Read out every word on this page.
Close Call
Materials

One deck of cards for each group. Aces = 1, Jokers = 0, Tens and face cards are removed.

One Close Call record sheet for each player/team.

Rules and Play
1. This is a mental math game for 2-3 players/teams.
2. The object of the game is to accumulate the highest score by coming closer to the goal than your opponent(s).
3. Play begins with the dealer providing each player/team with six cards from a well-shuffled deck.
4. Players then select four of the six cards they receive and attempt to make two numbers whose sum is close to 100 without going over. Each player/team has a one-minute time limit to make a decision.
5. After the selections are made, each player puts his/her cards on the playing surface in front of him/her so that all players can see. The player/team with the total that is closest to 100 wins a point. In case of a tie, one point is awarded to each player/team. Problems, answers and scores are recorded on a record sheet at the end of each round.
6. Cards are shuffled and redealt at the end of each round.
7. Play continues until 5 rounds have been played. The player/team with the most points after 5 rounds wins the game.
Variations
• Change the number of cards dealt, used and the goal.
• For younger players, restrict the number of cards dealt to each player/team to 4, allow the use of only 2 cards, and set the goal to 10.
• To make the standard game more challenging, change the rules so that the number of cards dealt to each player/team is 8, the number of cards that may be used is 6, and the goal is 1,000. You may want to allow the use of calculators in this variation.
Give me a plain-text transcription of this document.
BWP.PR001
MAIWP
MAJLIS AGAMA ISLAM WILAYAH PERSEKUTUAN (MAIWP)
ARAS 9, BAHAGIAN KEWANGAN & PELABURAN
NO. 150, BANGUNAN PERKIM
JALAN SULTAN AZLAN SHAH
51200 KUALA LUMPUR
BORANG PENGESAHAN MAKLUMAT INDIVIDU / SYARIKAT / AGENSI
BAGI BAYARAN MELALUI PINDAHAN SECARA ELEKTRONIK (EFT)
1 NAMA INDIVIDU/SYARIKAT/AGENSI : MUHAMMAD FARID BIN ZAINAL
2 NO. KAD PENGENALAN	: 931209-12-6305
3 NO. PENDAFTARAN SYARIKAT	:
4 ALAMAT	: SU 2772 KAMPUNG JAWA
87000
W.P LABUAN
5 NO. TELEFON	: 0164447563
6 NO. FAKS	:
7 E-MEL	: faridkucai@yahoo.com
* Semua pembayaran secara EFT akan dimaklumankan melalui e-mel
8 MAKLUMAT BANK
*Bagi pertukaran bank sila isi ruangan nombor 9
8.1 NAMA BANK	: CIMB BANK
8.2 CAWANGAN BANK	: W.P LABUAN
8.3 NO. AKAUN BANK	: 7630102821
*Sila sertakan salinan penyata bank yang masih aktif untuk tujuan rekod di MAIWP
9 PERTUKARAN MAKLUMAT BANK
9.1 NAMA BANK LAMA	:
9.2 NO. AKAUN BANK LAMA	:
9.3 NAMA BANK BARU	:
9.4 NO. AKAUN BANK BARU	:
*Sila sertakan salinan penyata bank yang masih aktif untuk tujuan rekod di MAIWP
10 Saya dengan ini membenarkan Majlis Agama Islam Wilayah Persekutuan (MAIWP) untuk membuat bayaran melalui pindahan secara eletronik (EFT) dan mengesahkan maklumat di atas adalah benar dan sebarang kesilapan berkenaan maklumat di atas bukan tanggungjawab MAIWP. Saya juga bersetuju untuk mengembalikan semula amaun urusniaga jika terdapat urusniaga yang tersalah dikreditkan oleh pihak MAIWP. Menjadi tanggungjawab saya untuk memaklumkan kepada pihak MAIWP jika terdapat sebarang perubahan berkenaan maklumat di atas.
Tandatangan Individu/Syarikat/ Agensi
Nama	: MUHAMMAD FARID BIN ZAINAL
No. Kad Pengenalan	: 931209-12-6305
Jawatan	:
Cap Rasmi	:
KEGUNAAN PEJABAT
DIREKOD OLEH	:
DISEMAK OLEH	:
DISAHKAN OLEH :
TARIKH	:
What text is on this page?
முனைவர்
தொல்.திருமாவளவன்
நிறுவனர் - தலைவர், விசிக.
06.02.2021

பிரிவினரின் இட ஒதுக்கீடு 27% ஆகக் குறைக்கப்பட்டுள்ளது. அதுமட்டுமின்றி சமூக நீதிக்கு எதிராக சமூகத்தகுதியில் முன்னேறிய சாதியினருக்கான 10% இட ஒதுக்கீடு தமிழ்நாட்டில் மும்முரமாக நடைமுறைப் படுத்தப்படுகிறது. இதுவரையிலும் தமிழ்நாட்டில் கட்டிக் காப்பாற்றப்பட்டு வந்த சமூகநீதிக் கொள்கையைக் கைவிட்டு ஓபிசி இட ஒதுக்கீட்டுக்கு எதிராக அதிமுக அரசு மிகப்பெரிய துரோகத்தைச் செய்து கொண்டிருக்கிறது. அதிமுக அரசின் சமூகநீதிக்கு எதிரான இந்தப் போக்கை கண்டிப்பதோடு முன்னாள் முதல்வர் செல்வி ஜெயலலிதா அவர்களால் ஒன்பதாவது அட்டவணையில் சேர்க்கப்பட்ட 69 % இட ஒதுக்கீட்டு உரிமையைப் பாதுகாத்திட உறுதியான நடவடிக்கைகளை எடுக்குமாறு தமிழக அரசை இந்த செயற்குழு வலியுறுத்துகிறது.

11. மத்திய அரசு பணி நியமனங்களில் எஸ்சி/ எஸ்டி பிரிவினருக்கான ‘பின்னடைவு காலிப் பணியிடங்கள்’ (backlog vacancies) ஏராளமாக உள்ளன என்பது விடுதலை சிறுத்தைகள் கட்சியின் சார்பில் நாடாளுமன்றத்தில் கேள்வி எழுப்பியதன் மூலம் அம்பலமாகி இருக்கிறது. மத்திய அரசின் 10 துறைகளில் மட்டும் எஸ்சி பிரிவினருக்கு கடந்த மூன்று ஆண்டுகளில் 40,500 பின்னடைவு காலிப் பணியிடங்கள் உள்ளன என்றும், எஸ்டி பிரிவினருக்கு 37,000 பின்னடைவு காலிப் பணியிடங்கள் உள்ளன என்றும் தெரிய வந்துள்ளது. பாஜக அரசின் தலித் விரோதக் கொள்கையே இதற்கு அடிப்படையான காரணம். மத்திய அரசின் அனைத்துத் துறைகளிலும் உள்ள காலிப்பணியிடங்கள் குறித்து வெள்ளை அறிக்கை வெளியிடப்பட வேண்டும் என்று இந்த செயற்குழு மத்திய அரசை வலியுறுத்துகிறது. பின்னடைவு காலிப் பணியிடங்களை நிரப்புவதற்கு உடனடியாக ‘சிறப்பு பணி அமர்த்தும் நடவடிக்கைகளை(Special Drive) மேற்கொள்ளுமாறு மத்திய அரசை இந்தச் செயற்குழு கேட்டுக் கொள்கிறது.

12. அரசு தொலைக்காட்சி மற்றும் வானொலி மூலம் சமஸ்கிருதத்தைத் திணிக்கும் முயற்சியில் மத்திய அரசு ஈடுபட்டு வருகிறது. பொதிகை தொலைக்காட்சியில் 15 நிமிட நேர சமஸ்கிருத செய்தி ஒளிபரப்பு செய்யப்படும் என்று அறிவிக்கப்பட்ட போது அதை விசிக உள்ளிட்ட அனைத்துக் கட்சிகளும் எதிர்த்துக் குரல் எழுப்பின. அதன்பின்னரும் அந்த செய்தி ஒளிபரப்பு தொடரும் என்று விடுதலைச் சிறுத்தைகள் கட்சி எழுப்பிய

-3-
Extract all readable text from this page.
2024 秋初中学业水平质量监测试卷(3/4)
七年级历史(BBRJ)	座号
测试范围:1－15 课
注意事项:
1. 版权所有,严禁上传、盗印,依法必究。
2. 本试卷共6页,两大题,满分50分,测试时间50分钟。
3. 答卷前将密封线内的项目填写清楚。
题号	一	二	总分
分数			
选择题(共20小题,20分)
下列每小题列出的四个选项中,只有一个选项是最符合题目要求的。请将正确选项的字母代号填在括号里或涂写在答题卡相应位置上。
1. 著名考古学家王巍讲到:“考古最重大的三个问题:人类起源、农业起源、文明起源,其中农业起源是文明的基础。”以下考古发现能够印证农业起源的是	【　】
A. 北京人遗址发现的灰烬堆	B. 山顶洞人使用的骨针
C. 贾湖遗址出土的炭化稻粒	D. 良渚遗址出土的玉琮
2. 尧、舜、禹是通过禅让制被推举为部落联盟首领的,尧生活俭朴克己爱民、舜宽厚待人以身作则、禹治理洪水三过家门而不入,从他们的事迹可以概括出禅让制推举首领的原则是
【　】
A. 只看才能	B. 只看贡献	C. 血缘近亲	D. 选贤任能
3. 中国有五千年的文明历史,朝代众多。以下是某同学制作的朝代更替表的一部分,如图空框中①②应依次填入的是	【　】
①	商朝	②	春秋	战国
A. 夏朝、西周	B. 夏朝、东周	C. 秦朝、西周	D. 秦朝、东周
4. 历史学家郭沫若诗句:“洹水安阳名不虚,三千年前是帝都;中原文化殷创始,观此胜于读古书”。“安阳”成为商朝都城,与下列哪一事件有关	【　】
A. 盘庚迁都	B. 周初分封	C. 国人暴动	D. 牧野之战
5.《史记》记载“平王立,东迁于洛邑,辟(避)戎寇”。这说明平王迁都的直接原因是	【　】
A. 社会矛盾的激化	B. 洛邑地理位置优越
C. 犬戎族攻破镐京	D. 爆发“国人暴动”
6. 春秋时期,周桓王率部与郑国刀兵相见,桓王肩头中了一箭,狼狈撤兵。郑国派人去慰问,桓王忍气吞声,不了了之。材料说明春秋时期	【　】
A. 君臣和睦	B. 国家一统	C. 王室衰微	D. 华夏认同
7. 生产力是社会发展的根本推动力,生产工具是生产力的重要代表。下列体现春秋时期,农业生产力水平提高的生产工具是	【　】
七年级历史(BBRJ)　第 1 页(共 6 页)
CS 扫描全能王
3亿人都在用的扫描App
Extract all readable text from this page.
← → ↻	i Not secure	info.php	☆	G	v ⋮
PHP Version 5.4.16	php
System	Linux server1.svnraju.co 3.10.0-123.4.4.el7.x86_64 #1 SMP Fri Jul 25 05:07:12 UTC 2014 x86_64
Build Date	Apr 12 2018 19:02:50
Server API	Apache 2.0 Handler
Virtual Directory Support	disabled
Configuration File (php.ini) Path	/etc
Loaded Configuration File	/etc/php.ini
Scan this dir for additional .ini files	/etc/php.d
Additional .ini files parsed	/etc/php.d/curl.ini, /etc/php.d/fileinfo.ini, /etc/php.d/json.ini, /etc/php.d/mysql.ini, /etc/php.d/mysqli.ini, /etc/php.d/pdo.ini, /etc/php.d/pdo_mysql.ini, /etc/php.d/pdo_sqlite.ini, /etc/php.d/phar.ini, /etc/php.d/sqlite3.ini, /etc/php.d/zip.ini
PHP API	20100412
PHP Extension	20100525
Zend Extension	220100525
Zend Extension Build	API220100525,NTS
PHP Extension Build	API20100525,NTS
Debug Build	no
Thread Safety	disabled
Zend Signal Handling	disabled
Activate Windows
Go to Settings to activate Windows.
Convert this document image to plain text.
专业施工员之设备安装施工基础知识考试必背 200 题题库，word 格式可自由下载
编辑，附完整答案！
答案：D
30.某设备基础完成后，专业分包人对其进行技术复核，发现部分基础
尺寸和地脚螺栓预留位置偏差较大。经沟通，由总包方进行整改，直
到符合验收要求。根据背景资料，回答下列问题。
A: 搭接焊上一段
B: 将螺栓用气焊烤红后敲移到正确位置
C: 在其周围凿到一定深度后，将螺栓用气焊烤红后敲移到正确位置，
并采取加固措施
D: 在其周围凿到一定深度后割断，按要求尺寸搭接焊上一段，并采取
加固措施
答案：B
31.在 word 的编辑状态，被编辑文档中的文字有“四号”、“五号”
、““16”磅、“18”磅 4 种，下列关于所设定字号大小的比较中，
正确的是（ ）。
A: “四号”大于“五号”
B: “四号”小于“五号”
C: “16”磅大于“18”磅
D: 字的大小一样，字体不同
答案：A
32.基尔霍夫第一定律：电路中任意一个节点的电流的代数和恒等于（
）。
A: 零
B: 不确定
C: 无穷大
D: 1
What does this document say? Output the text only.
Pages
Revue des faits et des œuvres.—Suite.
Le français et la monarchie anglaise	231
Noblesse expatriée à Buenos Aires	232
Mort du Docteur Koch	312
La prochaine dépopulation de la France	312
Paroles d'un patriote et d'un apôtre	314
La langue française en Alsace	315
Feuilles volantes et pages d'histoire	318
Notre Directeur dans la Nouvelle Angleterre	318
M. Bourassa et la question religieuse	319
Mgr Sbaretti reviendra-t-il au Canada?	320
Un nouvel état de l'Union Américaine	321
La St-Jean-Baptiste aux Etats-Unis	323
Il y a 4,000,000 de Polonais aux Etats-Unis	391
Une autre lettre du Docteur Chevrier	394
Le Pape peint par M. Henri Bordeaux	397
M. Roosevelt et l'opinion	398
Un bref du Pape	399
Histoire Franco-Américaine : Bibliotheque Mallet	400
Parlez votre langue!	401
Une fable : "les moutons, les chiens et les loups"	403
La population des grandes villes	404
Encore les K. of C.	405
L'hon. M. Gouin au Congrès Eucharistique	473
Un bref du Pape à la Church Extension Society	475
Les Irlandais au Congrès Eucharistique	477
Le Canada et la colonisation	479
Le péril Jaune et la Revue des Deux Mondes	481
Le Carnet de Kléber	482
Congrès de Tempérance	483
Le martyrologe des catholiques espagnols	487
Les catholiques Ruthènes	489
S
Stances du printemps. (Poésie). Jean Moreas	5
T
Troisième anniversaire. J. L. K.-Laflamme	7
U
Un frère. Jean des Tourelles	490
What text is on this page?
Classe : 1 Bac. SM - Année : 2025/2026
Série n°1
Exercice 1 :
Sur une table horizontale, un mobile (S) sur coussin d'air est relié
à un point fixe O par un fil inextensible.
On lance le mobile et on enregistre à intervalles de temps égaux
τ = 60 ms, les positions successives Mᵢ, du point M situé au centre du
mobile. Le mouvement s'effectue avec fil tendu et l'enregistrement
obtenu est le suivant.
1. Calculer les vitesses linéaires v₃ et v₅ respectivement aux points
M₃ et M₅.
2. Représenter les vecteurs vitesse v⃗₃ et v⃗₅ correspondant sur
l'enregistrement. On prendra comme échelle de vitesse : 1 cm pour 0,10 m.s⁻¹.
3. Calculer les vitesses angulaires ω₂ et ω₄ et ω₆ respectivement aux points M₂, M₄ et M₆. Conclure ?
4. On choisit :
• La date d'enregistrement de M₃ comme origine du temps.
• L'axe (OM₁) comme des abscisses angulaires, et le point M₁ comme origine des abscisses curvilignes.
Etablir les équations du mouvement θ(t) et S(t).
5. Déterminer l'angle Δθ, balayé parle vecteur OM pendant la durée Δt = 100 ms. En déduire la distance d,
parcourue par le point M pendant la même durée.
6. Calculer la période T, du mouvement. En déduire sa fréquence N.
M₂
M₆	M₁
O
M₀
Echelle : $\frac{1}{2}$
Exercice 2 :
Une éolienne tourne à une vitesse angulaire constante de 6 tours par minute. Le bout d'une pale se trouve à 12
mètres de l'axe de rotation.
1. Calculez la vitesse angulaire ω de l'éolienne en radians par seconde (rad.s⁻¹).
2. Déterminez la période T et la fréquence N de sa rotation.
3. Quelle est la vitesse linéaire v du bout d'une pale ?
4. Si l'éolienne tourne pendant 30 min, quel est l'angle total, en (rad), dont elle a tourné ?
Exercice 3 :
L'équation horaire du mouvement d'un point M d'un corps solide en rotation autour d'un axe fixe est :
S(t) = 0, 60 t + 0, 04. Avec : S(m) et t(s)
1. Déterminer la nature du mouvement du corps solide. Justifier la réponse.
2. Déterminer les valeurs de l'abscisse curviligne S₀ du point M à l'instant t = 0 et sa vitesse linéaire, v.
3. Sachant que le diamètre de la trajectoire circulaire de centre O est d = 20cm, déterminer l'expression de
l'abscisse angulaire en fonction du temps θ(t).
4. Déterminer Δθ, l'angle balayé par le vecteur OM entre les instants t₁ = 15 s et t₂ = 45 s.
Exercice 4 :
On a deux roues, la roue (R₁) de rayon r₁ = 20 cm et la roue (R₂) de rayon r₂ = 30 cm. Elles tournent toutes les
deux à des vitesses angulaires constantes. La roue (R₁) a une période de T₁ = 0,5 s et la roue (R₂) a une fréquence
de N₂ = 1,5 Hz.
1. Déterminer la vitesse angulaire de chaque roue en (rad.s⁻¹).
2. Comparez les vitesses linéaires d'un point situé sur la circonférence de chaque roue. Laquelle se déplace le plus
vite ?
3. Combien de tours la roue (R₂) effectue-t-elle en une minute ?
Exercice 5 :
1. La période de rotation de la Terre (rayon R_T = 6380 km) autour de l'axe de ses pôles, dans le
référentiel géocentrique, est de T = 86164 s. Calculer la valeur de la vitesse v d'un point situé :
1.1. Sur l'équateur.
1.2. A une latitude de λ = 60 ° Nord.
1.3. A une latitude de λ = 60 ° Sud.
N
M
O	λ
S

•••••

> [Direction] Count every line in the data where the string "MUHAMMAD" occurs. Give nothing except the number.

> [Written answer] 2